[Begin]

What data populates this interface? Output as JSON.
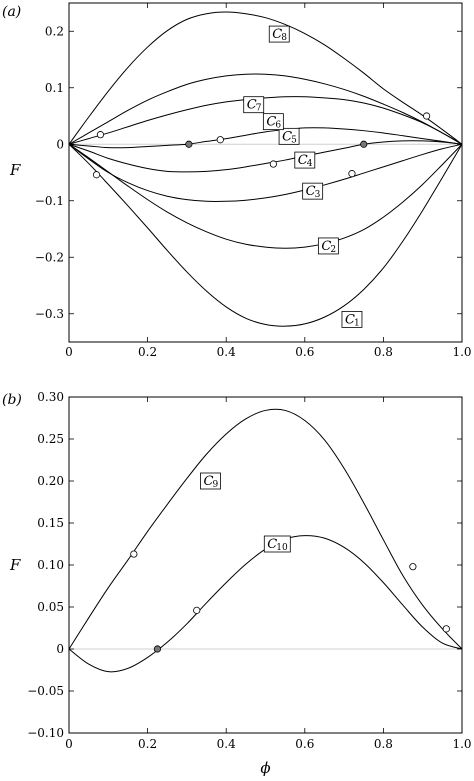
{
  "chart_data": [
    {
      "panel_label": "(a)",
      "type": "line",
      "ylabel": "F",
      "xlabel": "",
      "xlim": [
        0,
        1
      ],
      "ylim": [
        -0.35,
        0.25
      ],
      "xticks": [
        "0",
        "0.2",
        "0.4",
        "0.6",
        "0.8",
        "1.0"
      ],
      "xtick_values": [
        0,
        0.2,
        0.4,
        0.6,
        0.8,
        1.0
      ],
      "yticks": [
        "−0.3",
        "−0.2",
        "−0.1",
        "0",
        "0.1",
        "0.2"
      ],
      "ytick_values": [
        -0.3,
        -0.2,
        -0.1,
        0,
        0.1,
        0.2
      ],
      "grid": false,
      "zero_line": true,
      "series": [
        {
          "name": "C1",
          "sub": "1",
          "x": [
            0,
            0.05,
            0.1,
            0.15,
            0.2,
            0.25,
            0.3,
            0.35,
            0.4,
            0.45,
            0.5,
            0.55,
            0.6,
            0.65,
            0.7,
            0.75,
            0.8,
            0.85,
            0.9,
            0.95,
            1.0
          ],
          "y": [
            0,
            -0.034,
            -0.071,
            -0.109,
            -0.148,
            -0.188,
            -0.226,
            -0.26,
            -0.288,
            -0.308,
            -0.319,
            -0.322,
            -0.318,
            -0.306,
            -0.286,
            -0.257,
            -0.219,
            -0.171,
            -0.117,
            -0.059,
            0
          ],
          "label_at": [
            0.72,
            -0.31
          ]
        },
        {
          "name": "C2",
          "sub": "2",
          "x": [
            0,
            0.05,
            0.1,
            0.15,
            0.2,
            0.25,
            0.3,
            0.35,
            0.4,
            0.45,
            0.5,
            0.55,
            0.6,
            0.65,
            0.7,
            0.75,
            0.8,
            0.85,
            0.9,
            0.95,
            1.0
          ],
          "y": [
            0,
            -0.024,
            -0.049,
            -0.074,
            -0.098,
            -0.12,
            -0.139,
            -0.155,
            -0.168,
            -0.177,
            -0.182,
            -0.184,
            -0.182,
            -0.176,
            -0.166,
            -0.151,
            -0.129,
            -0.102,
            -0.071,
            -0.036,
            0
          ],
          "label_at": [
            0.66,
            -0.18
          ]
        },
        {
          "name": "C3",
          "sub": "3",
          "x": [
            0,
            0.05,
            0.1,
            0.15,
            0.2,
            0.25,
            0.3,
            0.35,
            0.4,
            0.45,
            0.5,
            0.55,
            0.6,
            0.65,
            0.7,
            0.75,
            0.8,
            0.85,
            0.9,
            0.95,
            1.0
          ],
          "y": [
            0,
            -0.026,
            -0.05,
            -0.068,
            -0.082,
            -0.092,
            -0.098,
            -0.101,
            -0.101,
            -0.099,
            -0.095,
            -0.089,
            -0.081,
            -0.072,
            -0.062,
            -0.051,
            -0.04,
            -0.029,
            -0.018,
            -0.008,
            0
          ],
          "label_at": [
            0.62,
            -0.083
          ]
        },
        {
          "name": "C4",
          "sub": "4",
          "x": [
            0,
            0.05,
            0.1,
            0.15,
            0.2,
            0.25,
            0.3,
            0.35,
            0.4,
            0.45,
            0.5,
            0.55,
            0.6,
            0.65,
            0.7,
            0.75,
            0.8,
            0.85,
            0.9,
            0.95,
            1.0
          ],
          "y": [
            0,
            -0.012,
            -0.025,
            -0.035,
            -0.043,
            -0.048,
            -0.049,
            -0.048,
            -0.045,
            -0.04,
            -0.034,
            -0.028,
            -0.021,
            -0.014,
            -0.007,
            0,
            0.004,
            0.006,
            0.006,
            0.004,
            0
          ],
          "label_at": [
            0.6,
            -0.028
          ]
        },
        {
          "name": "C5",
          "sub": "5",
          "x": [
            0,
            0.05,
            0.1,
            0.15,
            0.2,
            0.25,
            0.3,
            0.35,
            0.4,
            0.45,
            0.5,
            0.55,
            0.6,
            0.65,
            0.7,
            0.75,
            0.8,
            0.85,
            0.9,
            0.95,
            1.0
          ],
          "y": [
            0,
            -0.003,
            -0.006,
            -0.006,
            -0.004,
            -0.002,
            0,
            0.005,
            0.01,
            0.016,
            0.022,
            0.026,
            0.029,
            0.029,
            0.027,
            0.024,
            0.02,
            0.015,
            0.01,
            0.005,
            0
          ],
          "label_at": [
            0.56,
            0.014
          ]
        },
        {
          "name": "C6",
          "sub": "6",
          "x": [
            0,
            0.05,
            0.1,
            0.15,
            0.2,
            0.25,
            0.3,
            0.35,
            0.4,
            0.45,
            0.5,
            0.55,
            0.6,
            0.65,
            0.7,
            0.75,
            0.8,
            0.85,
            0.9,
            0.95,
            1.0
          ],
          "y": [
            0,
            0.01,
            0.02,
            0.031,
            0.042,
            0.052,
            0.061,
            0.069,
            0.075,
            0.079,
            0.082,
            0.084,
            0.084,
            0.082,
            0.079,
            0.073,
            0.064,
            0.052,
            0.038,
            0.02,
            0
          ],
          "label_at": [
            0.52,
            0.04
          ]
        },
        {
          "name": "C7",
          "sub": "7",
          "x": [
            0,
            0.05,
            0.1,
            0.15,
            0.2,
            0.25,
            0.3,
            0.35,
            0.4,
            0.45,
            0.5,
            0.55,
            0.6,
            0.65,
            0.7,
            0.75,
            0.8,
            0.85,
            0.9,
            0.95,
            1.0
          ],
          "y": [
            0,
            0.02,
            0.04,
            0.06,
            0.078,
            0.093,
            0.106,
            0.115,
            0.121,
            0.124,
            0.124,
            0.121,
            0.115,
            0.107,
            0.097,
            0.085,
            0.071,
            0.056,
            0.039,
            0.02,
            0
          ],
          "label_at": [
            0.47,
            0.07
          ]
        },
        {
          "name": "C8",
          "sub": "8",
          "x": [
            0,
            0.05,
            0.1,
            0.15,
            0.2,
            0.25,
            0.3,
            0.35,
            0.4,
            0.45,
            0.5,
            0.55,
            0.6,
            0.65,
            0.7,
            0.75,
            0.8,
            0.85,
            0.9,
            0.95,
            1.0
          ],
          "y": [
            0,
            0.048,
            0.094,
            0.136,
            0.172,
            0.201,
            0.221,
            0.231,
            0.234,
            0.231,
            0.224,
            0.212,
            0.196,
            0.176,
            0.152,
            0.126,
            0.098,
            0.074,
            0.051,
            0.026,
            0
          ],
          "label_at": [
            0.535,
            0.195
          ]
        }
      ],
      "markers": [
        {
          "x": 0.08,
          "y": 0.017,
          "fill": "open"
        },
        {
          "x": 0.07,
          "y": -0.054,
          "fill": "open"
        },
        {
          "x": 0.305,
          "y": 0.0,
          "fill": "filled"
        },
        {
          "x": 0.385,
          "y": 0.008,
          "fill": "open"
        },
        {
          "x": 0.52,
          "y": -0.035,
          "fill": "open"
        },
        {
          "x": 0.75,
          "y": 0.0,
          "fill": "filled"
        },
        {
          "x": 0.72,
          "y": -0.052,
          "fill": "open"
        },
        {
          "x": 0.91,
          "y": 0.05,
          "fill": "open"
        }
      ]
    },
    {
      "panel_label": "(b)",
      "type": "line",
      "ylabel": "F",
      "xlabel": "ϕ",
      "xlim": [
        0,
        1
      ],
      "ylim": [
        -0.1,
        0.3
      ],
      "xticks": [
        "0",
        "0.2",
        "0.4",
        "0.6",
        "0.8",
        "1.0"
      ],
      "xtick_values": [
        0,
        0.2,
        0.4,
        0.6,
        0.8,
        1.0
      ],
      "yticks": [
        "−0.10",
        "−0.05",
        "0",
        "0.05",
        "0.10",
        "0.15",
        "0.20",
        "0.25",
        "0.30"
      ],
      "ytick_values": [
        -0.1,
        -0.05,
        0,
        0.05,
        0.1,
        0.15,
        0.2,
        0.25,
        0.3
      ],
      "grid": false,
      "zero_line": true,
      "series": [
        {
          "name": "C9",
          "sub": "9",
          "x": [
            0,
            0.05,
            0.1,
            0.15,
            0.2,
            0.25,
            0.3,
            0.35,
            0.4,
            0.45,
            0.5,
            0.55,
            0.6,
            0.65,
            0.7,
            0.75,
            0.8,
            0.85,
            0.9,
            0.95,
            1.0
          ],
          "y": [
            0,
            0.037,
            0.073,
            0.106,
            0.14,
            0.172,
            0.203,
            0.232,
            0.256,
            0.274,
            0.284,
            0.284,
            0.272,
            0.249,
            0.215,
            0.174,
            0.13,
            0.087,
            0.052,
            0.024,
            0
          ],
          "label_at": [
            0.36,
            0.2
          ]
        },
        {
          "name": "C10",
          "sub": "10",
          "x": [
            0,
            0.05,
            0.1,
            0.15,
            0.2,
            0.25,
            0.3,
            0.35,
            0.4,
            0.45,
            0.5,
            0.55,
            0.6,
            0.65,
            0.7,
            0.75,
            0.8,
            0.85,
            0.9,
            0.95,
            1.0
          ],
          "y": [
            0,
            -0.018,
            -0.027,
            -0.023,
            -0.01,
            0.008,
            0.03,
            0.055,
            0.079,
            0.101,
            0.119,
            0.131,
            0.135,
            0.132,
            0.121,
            0.103,
            0.079,
            0.052,
            0.026,
            0.007,
            0
          ],
          "label_at": [
            0.53,
            0.125
          ]
        }
      ],
      "markers": [
        {
          "x": 0.165,
          "y": 0.113,
          "fill": "open"
        },
        {
          "x": 0.225,
          "y": 0.0,
          "fill": "filled"
        },
        {
          "x": 0.325,
          "y": 0.046,
          "fill": "open"
        },
        {
          "x": 0.875,
          "y": 0.098,
          "fill": "open"
        },
        {
          "x": 0.96,
          "y": 0.024,
          "fill": "open"
        }
      ]
    }
  ]
}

[End]

§ Required work: Go through the material line by line. Show each line that contains the string "name".

§ Response:
          "name": "C1",
          "name": "C2",
          "name": "C3",
          "name": "C4",
          "name": "C5",
          "name": "C6",
          "name": "C7",
          "name": "C8",
          "name": "C9",
          "name": "C10",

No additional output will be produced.